__Directions__
Check each line of the listing for the word "ritual" and report how many lines contain it, giving nothing but the number.

Extracted records
● ● ●

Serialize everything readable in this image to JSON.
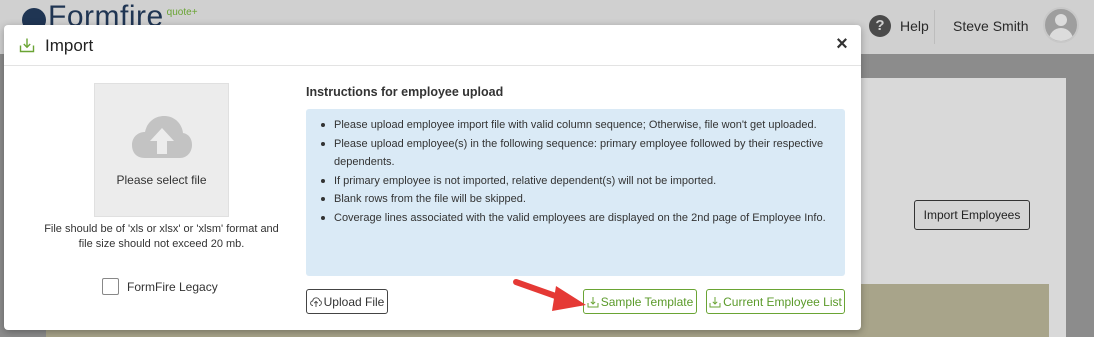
{
  "app": {
    "logo_text": "Formfire",
    "logo_sub": "quote+",
    "help_label": "Help",
    "user_name": "Steve Smith"
  },
  "background": {
    "import_employees_label": "Import Employees"
  },
  "modal": {
    "title": "Import",
    "close_label": "×",
    "dropzone_label": "Please select file",
    "file_note": "File should be of 'xls or xlsx' or 'xlsm' format and file size should not exceed 20 mb.",
    "legacy_label": "FormFire Legacy",
    "legacy_checked": false,
    "instructions_title": "Instructions for employee upload",
    "instructions": [
      "Please upload employee import file with valid column sequence; Otherwise, file won't get uploaded.",
      "Please upload employee(s) in the following sequence: primary employee followed by their respective dependents.",
      "If primary employee is not imported, relative dependent(s) will not be imported.",
      "Blank rows from the file will be skipped.",
      "Coverage lines associated with the valid employees are displayed on the 2nd page of Employee Info."
    ],
    "buttons": {
      "upload_label": "Upload File",
      "sample_label": "Sample Template",
      "current_label": "Current Employee List"
    }
  },
  "icons": {
    "import": "import-icon",
    "upload": "upload-icon",
    "download": "download-icon",
    "cloud": "cloud-upload-icon",
    "help": "help-icon",
    "close": "close-icon",
    "avatar": "avatar-icon"
  },
  "colors": {
    "accent_green": "#6aa434",
    "instructions_bg": "#daeaf6",
    "annotation_arrow": "#e53935",
    "logo_navy": "#1f3553"
  }
}
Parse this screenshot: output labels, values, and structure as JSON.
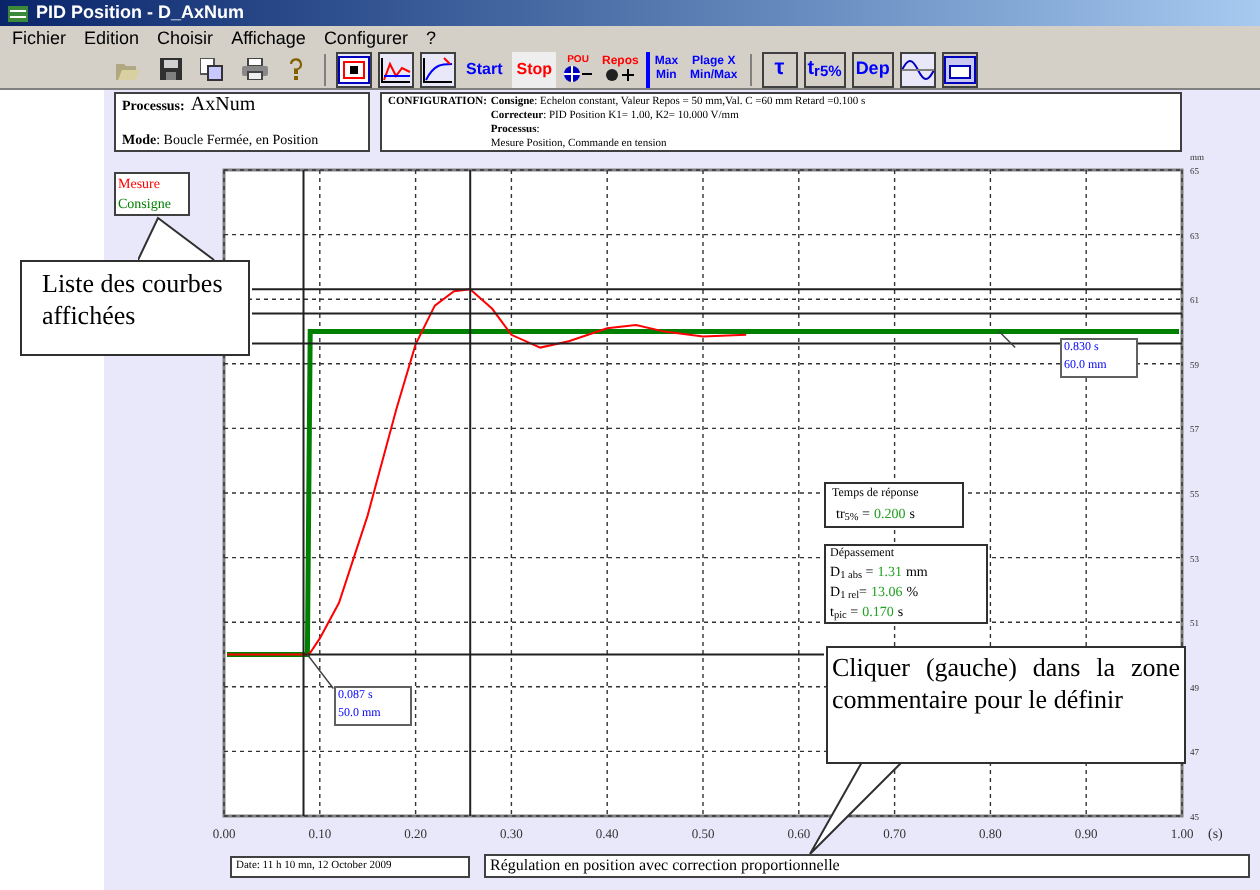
{
  "window": {
    "title": "PID Position - D_AxNum"
  },
  "menu": [
    "Fichier",
    "Edition",
    "Choisir",
    "Affichage",
    "Configurer",
    "?"
  ],
  "toolbar_buttons": [
    {
      "label": "Start",
      "color": "#0000ff"
    },
    {
      "label": "Stop",
      "color": "#ff0000"
    },
    {
      "label": "POU",
      "color": "#ff0000"
    },
    {
      "label": "Repos",
      "color": "#ff0000"
    },
    {
      "label": "Max",
      "sublabel": "Min",
      "color": "#0000ff"
    },
    {
      "label": "Plage X",
      "sublabel": "Min/Max",
      "color": "#0000ff"
    },
    {
      "label": "τ",
      "color": "#0000ff"
    },
    {
      "label": "t$_{r5%}$",
      "color": "#0000ff"
    },
    {
      "label": "Dep",
      "color": "#0000ff"
    }
  ],
  "process": {
    "label": "Processus:",
    "value": "AxNum",
    "mode": "**Mode**: Boucle Fermée, en Position"
  },
  "configuration": {
    "heading": "CONFIGURATION:",
    "lines": [
      "**Consigne**: Echelon constant, Valeur Repos = 50 mm,Val. C =60 mm Retard =0.100 s",
      "**Correcteur**: PID Position K1= 1.00, K2= 10.000 V/mm",
      "**Processus**:",
      "Mesure Position, Commande en tension"
    ]
  },
  "callouts": [
    {
      "text": "Liste des courbes affichées"
    },
    {
      "text": "Cliquer (gauche) dans la zone commentaire pour le définir"
    }
  ],
  "cursor_readouts": [
    {
      "time": "0.087 s",
      "value": "50.0 mm"
    },
    {
      "time": "0.830 s",
      "value": "60.0 mm"
    }
  ],
  "response_time": {
    "title": "Temps de réponse",
    "label": "tr$_{5%}$ =",
    "value": "0.200",
    "unit": "s"
  },
  "overshoot": {
    "title": "Dépassement",
    "rows": [
      {
        "label": "D$_{1 abs}$ =",
        "value": "1.31",
        "unit": "mm"
      },
      {
        "label": "D$_{1 rel}$=",
        "value": "13.06",
        "unit": "%"
      },
      {
        "label": "t$_{pic}$ =",
        "value": "0.170",
        "unit": "s"
      }
    ]
  },
  "chart": {
    "y_unit": "mm",
    "x_unit": "(s)",
    "chart_data": {
      "type": "line",
      "x": [
        0,
        0.087,
        0.09,
        0.1,
        0.12,
        0.15,
        0.18,
        0.2,
        0.22,
        0.24,
        0.257,
        0.28,
        0.3,
        0.33,
        0.36,
        0.4,
        0.43,
        0.46,
        0.5,
        0.545,
        1.0
      ],
      "series": [
        {
          "name": "Mesure",
          "color": "#ff0000",
          "values": [
            50,
            50,
            50.05,
            50.5,
            51.6,
            54.3,
            57.6,
            59.6,
            60.8,
            61.25,
            61.31,
            60.7,
            59.9,
            59.5,
            59.7,
            60.1,
            60.2,
            60.0,
            59.85,
            59.9,
            null
          ]
        },
        {
          "name": "Consigne",
          "color": "#008000",
          "values": [
            50,
            50,
            60,
            60,
            60,
            60,
            60,
            60,
            60,
            60,
            60,
            60,
            60,
            60,
            60,
            60,
            60,
            60,
            60,
            60,
            60
          ]
        }
      ],
      "xlim": [
        0,
        1
      ],
      "ylim": [
        45,
        65
      ],
      "grid": true,
      "xticks": [
        {
          "value": 0,
          "label": "0.00"
        },
        {
          "value": 0.1,
          "label": "0.10"
        },
        {
          "value": 0.2,
          "label": "0.20"
        },
        {
          "value": 0.3,
          "label": "0.30"
        },
        {
          "value": 0.4,
          "label": "0.40"
        },
        {
          "value": 0.5,
          "label": "0.50"
        },
        {
          "value": 0.6,
          "label": "0.60"
        },
        {
          "value": 0.7,
          "label": "0.70"
        },
        {
          "value": 0.8,
          "label": "0.80"
        },
        {
          "value": 0.9,
          "label": "0.90"
        },
        {
          "value": 1,
          "label": "1.00"
        }
      ],
      "yticks": [
        45,
        47,
        49,
        51,
        53,
        55,
        57,
        59,
        61,
        63,
        65
      ]
    }
  },
  "footer": {
    "date": "Date: 11 h 10 mn, 12 October 2009",
    "comment": "Régulation en position avec correction proportionnelle"
  }
}
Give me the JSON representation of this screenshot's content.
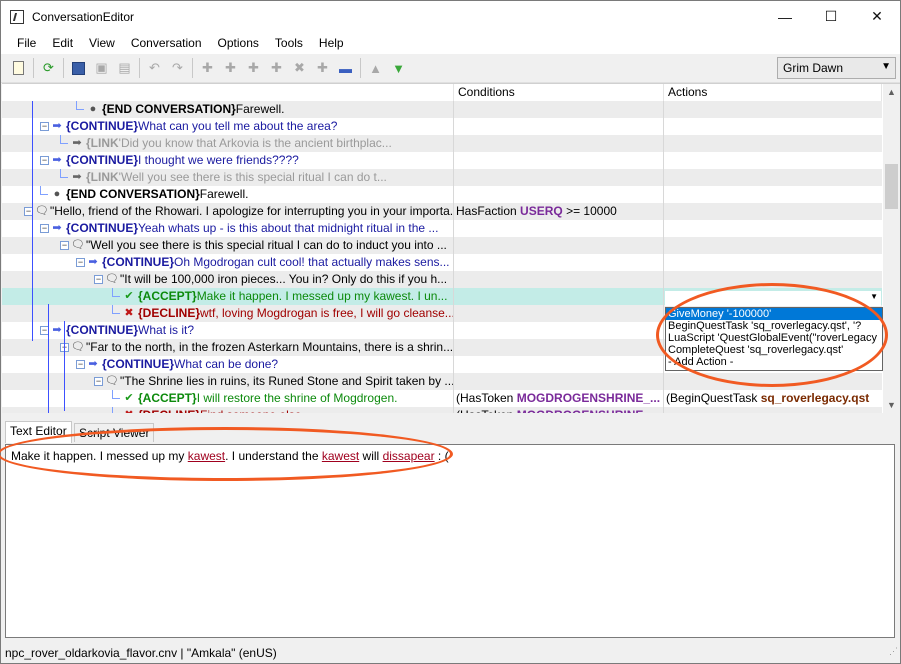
{
  "window": {
    "title": "ConversationEditor",
    "minimize": "—",
    "maximize": "☐",
    "close": "✕"
  },
  "menu": [
    "File",
    "Edit",
    "View",
    "Conversation",
    "Options",
    "Tools",
    "Help"
  ],
  "toolbar": {
    "game_select": "Grim Dawn",
    "icons": [
      "new-file-icon",
      "refresh-icon",
      "save-icon",
      "save-all-icon",
      "export-icon",
      "undo-icon",
      "redo-icon",
      "add-node-icon",
      "add-child-icon",
      "add-sibling-icon",
      "add-link-icon",
      "remove-icon",
      "minus-icon",
      "move-up-icon",
      "move-down-icon"
    ]
  },
  "grid": {
    "columns": [
      "",
      "Conditions",
      "Actions"
    ],
    "rows": [
      {
        "kind": "end",
        "kw": "{END CONVERSATION}",
        "text": "Farewell.",
        "cond": "",
        "act": ""
      },
      {
        "kind": "cont",
        "kw": "{CONTINUE}",
        "text": "What can you tell me about the area?",
        "cond": "",
        "act": ""
      },
      {
        "kind": "link",
        "kw": "{LINK",
        "text": "'Did you know that Arkovia is the ancient birthplac...",
        "cond": "",
        "act": ""
      },
      {
        "kind": "cont",
        "kw": "{CONTINUE}",
        "text": "I thought we were friends????",
        "cond": "",
        "act": ""
      },
      {
        "kind": "link",
        "kw": "{LINK",
        "text": "'Well you see there is this special ritual I can do t...",
        "cond": "",
        "act": ""
      },
      {
        "kind": "end",
        "kw": "{END CONVERSATION}",
        "text": "Farewell.",
        "cond": "",
        "act": ""
      },
      {
        "kind": "npc",
        "kw": "",
        "text": "\"Hello, friend of the Rhowari. I apologize for interrupting you in your importa...",
        "cond": "HasFaction",
        "cond_key": "USERQ",
        "cond_rest": " >= 10000",
        "act": ""
      },
      {
        "kind": "cont",
        "kw": "{CONTINUE}",
        "text": "Yeah whats up - is this about that midnight ritual in the ...",
        "cond": "",
        "act": ""
      },
      {
        "kind": "npc",
        "kw": "",
        "text": "\"Well you see there is this special ritual I can do to induct you into ...",
        "cond": "",
        "act": ""
      },
      {
        "kind": "cont",
        "kw": "{CONTINUE}",
        "text": "Oh Mgodrogan cult cool!  that actually makes sens...",
        "cond": "",
        "act": ""
      },
      {
        "kind": "npc",
        "kw": "",
        "text": "\"It will be 100,000 iron pieces... You in?  Only do this if you h...",
        "cond": "",
        "act": ""
      },
      {
        "kind": "accept",
        "kw": "{ACCEPT}",
        "text": "Make it happen.  I messed up my kawest.  I un...",
        "cond": "",
        "act": ""
      },
      {
        "kind": "decline",
        "kw": "{DECLINE}",
        "text": "wtf, loving Mogdrogan is free, I will go cleanse...",
        "cond": "",
        "act": ""
      },
      {
        "kind": "cont",
        "kw": "{CONTINUE}",
        "text": "What is it?",
        "cond": "",
        "act": ""
      },
      {
        "kind": "npc",
        "kw": "",
        "text": "\"Far to the north, in the frozen Asterkarn Mountains, there is a shrin...",
        "cond": "",
        "act": ""
      },
      {
        "kind": "cont",
        "kw": "{CONTINUE}",
        "text": "What can be done?",
        "cond": "",
        "act": ""
      },
      {
        "kind": "npc",
        "kw": "",
        "text": "\"The Shrine lies in ruins, its Runed Stone and Spirit taken by ...",
        "cond": "",
        "act": ""
      },
      {
        "kind": "accept",
        "kw": "{ACCEPT}",
        "text": "I will restore the shrine of Mogdrogen.",
        "cond": "(HasToken",
        "cond_key": "MOGDROGENSHRINE_...",
        "cond_rest": "",
        "act": "(BeginQuestTask",
        "act_key": "sq_roverlegacy.qst"
      },
      {
        "kind": "decline",
        "kw": "{DECLINE}",
        "text": "Find someone else.",
        "cond": "(HasToken",
        "cond_key": "MOGDROGENSHRINE_",
        "cond_rest": "",
        "act": ""
      }
    ]
  },
  "actions_dropdown": {
    "current": "GiveMoney '-100000'",
    "items": [
      "GiveMoney '-100000'",
      "BeginQuestTask 'sq_roverlegacy.qst', '?",
      "LuaScript 'QuestGlobalEvent(\"roverLegacy",
      "CompleteQuest 'sq_roverlegacy.qst'",
      "- Add Action -"
    ]
  },
  "tabs": [
    "Text Editor",
    "Script Viewer"
  ],
  "editor": {
    "parts": [
      {
        "t": "Make it happen.  I messed up my ",
        "err": false
      },
      {
        "t": "kawest",
        "err": true
      },
      {
        "t": ".  I understand the ",
        "err": false
      },
      {
        "t": "kawest",
        "err": true
      },
      {
        "t": " will ",
        "err": false
      },
      {
        "t": "dissapear",
        "err": true
      },
      {
        "t": " : (",
        "err": false
      }
    ]
  },
  "status": "npc_rover_oldarkovia_flavor.cnv | \"Amkala\" (enUS)"
}
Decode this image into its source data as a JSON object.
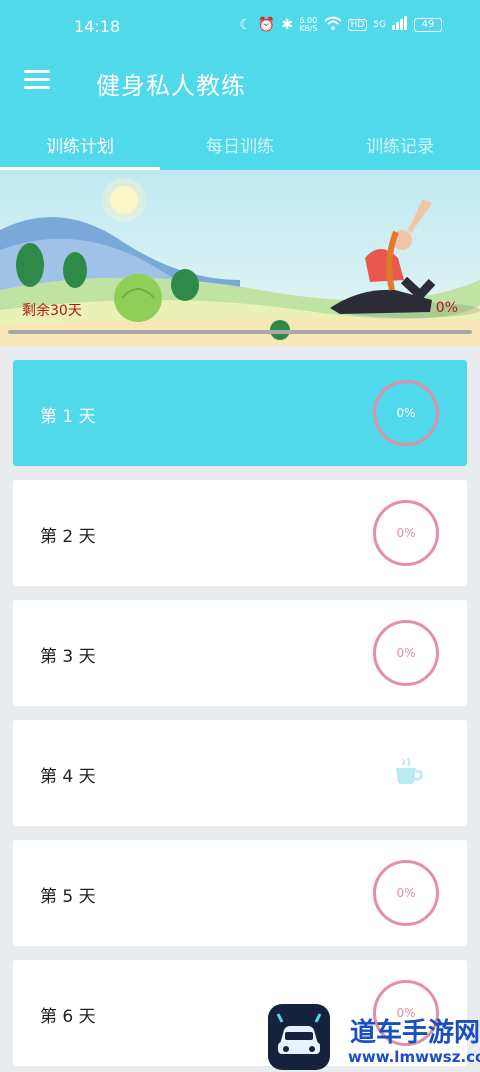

● ● ●

__Reply__
3